### What is asked
State how many lines of the entries hold the string "this". Reply with the number alone.
[Start of Material to process]
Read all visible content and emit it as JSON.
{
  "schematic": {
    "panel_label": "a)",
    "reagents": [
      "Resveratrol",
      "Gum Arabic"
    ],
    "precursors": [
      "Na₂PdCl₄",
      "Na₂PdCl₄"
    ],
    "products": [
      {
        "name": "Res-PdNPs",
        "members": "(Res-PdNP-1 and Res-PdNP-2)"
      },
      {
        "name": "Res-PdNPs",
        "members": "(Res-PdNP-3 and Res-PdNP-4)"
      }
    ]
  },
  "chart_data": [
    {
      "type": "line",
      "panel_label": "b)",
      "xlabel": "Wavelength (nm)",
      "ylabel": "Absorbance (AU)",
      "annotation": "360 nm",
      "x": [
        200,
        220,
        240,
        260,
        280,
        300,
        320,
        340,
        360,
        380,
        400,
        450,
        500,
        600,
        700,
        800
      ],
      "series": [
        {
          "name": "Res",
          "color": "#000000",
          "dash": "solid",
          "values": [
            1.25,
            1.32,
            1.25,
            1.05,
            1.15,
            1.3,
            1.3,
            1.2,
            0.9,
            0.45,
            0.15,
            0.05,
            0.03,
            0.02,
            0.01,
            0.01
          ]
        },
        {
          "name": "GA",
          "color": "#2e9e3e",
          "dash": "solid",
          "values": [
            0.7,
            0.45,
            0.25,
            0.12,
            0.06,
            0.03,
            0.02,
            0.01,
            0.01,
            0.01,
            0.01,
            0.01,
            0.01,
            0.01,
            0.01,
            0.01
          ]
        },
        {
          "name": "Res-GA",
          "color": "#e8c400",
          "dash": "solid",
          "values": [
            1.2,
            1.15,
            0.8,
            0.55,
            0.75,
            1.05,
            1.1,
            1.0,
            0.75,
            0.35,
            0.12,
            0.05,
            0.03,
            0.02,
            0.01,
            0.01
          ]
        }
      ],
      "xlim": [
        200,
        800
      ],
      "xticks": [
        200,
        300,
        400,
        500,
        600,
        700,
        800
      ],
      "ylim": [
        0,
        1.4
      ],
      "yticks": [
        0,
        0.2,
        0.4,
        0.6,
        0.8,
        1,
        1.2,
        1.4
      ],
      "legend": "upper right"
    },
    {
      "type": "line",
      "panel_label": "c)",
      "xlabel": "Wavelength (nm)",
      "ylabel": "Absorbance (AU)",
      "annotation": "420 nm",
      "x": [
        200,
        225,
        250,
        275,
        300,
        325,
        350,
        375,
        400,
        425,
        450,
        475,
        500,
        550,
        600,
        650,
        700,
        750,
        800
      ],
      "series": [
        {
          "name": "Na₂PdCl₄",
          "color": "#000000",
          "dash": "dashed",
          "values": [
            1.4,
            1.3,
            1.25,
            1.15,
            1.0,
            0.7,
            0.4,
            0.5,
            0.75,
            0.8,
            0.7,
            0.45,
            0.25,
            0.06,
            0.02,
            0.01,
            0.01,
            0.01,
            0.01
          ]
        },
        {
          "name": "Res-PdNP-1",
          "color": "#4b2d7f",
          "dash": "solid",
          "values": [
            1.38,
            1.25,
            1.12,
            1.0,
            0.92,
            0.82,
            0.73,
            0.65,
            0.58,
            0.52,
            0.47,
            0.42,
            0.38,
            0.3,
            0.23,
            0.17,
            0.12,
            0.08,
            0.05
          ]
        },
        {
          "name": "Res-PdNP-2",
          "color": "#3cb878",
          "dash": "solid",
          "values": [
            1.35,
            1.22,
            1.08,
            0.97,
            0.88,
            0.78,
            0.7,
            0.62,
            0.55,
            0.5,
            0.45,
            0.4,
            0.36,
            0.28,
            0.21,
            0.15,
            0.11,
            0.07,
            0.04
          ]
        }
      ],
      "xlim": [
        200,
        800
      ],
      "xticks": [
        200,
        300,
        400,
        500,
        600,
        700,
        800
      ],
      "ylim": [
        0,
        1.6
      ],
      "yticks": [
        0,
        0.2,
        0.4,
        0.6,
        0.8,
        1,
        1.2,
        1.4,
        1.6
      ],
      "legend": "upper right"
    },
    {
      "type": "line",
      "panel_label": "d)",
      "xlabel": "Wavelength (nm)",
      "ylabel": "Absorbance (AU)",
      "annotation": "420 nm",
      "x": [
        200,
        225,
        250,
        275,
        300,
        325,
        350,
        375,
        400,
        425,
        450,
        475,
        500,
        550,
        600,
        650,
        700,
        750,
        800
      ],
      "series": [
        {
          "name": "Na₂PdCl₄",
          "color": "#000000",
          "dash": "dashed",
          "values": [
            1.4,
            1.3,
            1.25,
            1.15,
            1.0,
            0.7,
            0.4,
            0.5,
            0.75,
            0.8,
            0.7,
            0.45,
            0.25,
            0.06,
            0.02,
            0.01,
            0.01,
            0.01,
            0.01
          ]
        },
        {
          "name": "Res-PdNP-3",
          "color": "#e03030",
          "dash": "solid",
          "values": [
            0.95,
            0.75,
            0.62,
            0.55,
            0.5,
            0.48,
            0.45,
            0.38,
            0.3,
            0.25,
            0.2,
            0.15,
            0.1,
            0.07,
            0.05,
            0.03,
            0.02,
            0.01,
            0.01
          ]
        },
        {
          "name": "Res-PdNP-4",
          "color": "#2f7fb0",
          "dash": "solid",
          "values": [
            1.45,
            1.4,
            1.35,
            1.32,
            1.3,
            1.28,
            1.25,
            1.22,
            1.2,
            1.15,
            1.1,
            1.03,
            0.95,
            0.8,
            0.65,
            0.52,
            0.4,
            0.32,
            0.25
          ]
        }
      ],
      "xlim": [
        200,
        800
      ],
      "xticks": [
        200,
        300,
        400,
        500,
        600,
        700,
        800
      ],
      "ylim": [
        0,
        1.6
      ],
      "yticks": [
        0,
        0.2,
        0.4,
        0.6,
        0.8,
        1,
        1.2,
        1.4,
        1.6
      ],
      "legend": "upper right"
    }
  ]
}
[End of Material to process]
[Start of Material to process]
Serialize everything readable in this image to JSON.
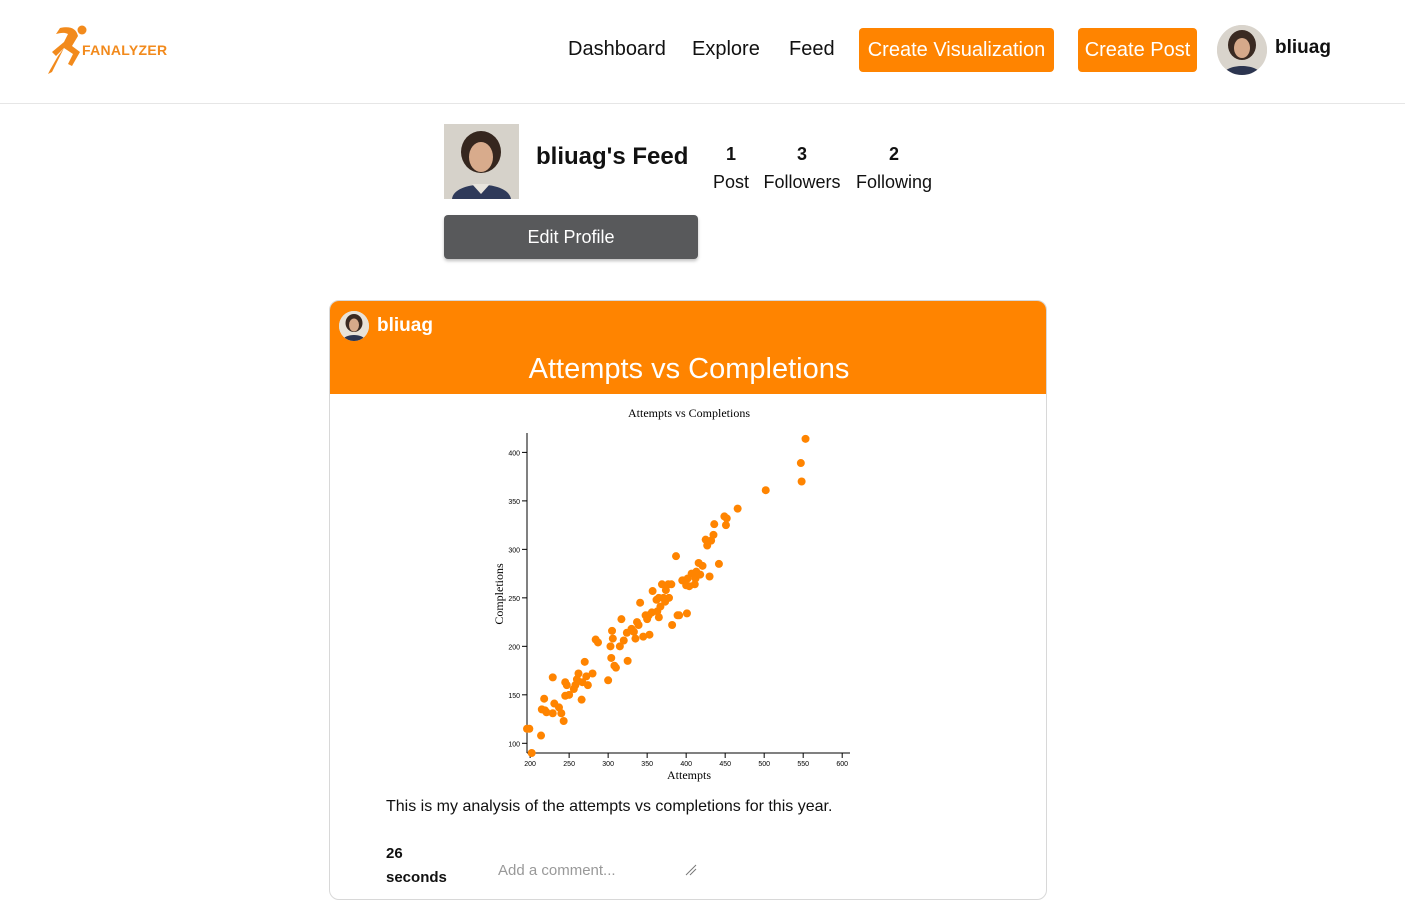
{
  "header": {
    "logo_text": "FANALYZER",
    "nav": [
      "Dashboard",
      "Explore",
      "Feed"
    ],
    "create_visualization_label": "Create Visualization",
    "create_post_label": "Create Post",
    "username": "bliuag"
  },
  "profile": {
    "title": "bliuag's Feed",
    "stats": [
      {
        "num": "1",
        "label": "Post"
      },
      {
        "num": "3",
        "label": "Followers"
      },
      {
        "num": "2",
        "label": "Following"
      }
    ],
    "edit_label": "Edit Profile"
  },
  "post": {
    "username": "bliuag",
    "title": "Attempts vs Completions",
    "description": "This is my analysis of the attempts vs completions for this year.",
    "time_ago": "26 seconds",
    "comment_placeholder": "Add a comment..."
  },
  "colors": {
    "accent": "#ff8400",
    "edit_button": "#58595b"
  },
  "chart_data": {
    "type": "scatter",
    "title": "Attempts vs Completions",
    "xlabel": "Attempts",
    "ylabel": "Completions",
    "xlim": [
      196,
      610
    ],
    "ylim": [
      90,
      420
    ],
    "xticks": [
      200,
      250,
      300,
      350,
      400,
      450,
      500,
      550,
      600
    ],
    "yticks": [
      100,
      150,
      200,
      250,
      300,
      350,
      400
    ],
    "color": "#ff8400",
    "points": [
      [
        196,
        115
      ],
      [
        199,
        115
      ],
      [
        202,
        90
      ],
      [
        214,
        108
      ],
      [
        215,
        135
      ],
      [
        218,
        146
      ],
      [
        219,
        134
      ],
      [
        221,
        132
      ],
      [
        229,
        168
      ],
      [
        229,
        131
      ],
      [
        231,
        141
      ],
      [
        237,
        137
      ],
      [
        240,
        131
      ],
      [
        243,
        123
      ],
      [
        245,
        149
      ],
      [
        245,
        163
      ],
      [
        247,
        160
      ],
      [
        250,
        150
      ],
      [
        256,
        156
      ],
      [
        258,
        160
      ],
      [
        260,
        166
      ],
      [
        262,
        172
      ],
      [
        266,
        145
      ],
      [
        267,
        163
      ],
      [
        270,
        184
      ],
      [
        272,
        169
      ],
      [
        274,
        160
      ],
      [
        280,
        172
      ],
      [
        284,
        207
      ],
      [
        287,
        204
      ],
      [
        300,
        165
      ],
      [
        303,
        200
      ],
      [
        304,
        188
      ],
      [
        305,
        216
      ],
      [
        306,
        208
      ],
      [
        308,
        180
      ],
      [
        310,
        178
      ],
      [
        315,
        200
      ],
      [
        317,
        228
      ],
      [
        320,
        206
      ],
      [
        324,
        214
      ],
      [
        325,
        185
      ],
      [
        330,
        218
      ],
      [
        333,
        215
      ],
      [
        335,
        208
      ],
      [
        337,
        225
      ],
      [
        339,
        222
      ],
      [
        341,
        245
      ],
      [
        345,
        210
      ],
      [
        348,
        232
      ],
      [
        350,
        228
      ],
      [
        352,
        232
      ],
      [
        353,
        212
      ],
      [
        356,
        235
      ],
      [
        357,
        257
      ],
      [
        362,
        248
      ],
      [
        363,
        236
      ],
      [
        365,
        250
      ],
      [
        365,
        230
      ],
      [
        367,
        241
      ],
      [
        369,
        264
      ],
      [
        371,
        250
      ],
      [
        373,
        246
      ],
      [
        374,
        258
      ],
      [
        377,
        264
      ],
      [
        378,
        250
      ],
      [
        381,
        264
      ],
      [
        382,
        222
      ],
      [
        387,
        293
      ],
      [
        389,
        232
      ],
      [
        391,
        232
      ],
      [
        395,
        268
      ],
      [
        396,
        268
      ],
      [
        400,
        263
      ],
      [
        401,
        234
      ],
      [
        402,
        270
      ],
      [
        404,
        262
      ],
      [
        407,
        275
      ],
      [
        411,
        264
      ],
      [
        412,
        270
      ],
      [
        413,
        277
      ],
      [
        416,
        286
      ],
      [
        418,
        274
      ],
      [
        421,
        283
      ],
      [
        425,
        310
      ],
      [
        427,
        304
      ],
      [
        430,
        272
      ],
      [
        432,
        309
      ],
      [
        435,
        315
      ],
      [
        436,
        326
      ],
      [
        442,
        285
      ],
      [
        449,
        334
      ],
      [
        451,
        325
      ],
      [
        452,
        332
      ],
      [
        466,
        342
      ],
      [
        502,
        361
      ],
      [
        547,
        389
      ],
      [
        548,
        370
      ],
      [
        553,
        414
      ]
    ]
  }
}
[End of Material to process]
### Result
2